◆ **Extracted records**
+++
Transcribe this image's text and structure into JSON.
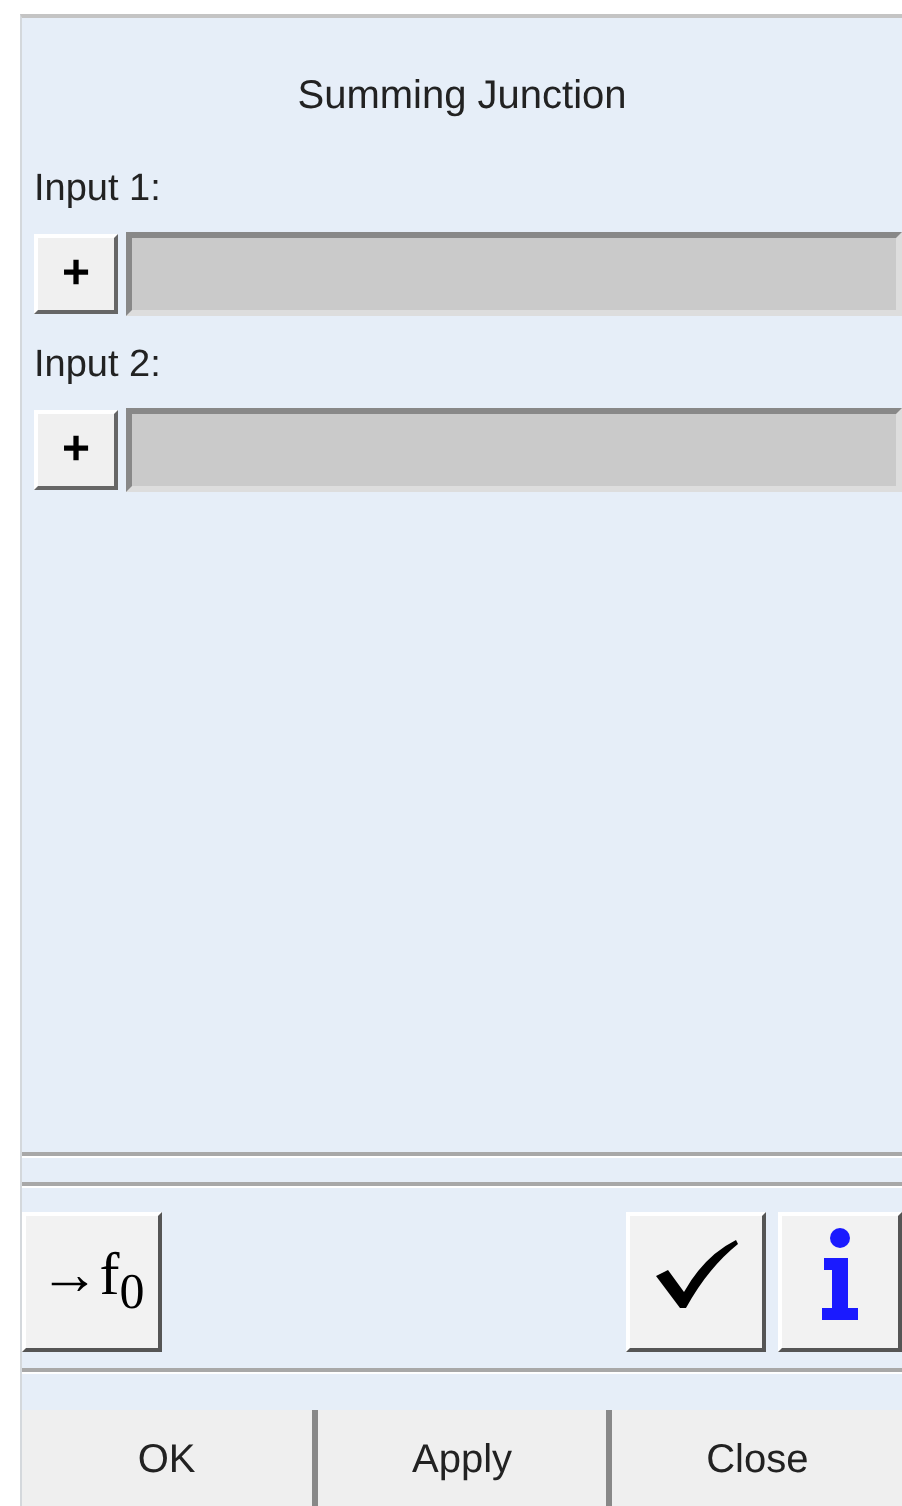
{
  "title": "Summing Junction",
  "inputs": [
    {
      "label": "Input 1:",
      "button": "+"
    },
    {
      "label": "Input 2:",
      "button": "+"
    }
  ],
  "toolbar": {
    "formula_button": "→f$_{0}$"
  },
  "buttons": [
    "OK",
    "Apply",
    "Close"
  ]
}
+++
◆ **PROBLEM TO WORK ON**
The pictures in the entries should be left out; output everything else exactly.

◆ **RESULT BELOW**
Transcribe this image's text and structure into JSON.
{
  "title": "Summing Junction",
  "inputs": [
    {
      "label": "Input 1:",
      "button": "+"
    },
    {
      "label": "Input 2:",
      "button": "+"
    }
  ],
  "toolbar": {
    "formula_button": "→f$_{0}$"
  },
  "buttons": [
    "OK",
    "Apply",
    "Close"
  ]
}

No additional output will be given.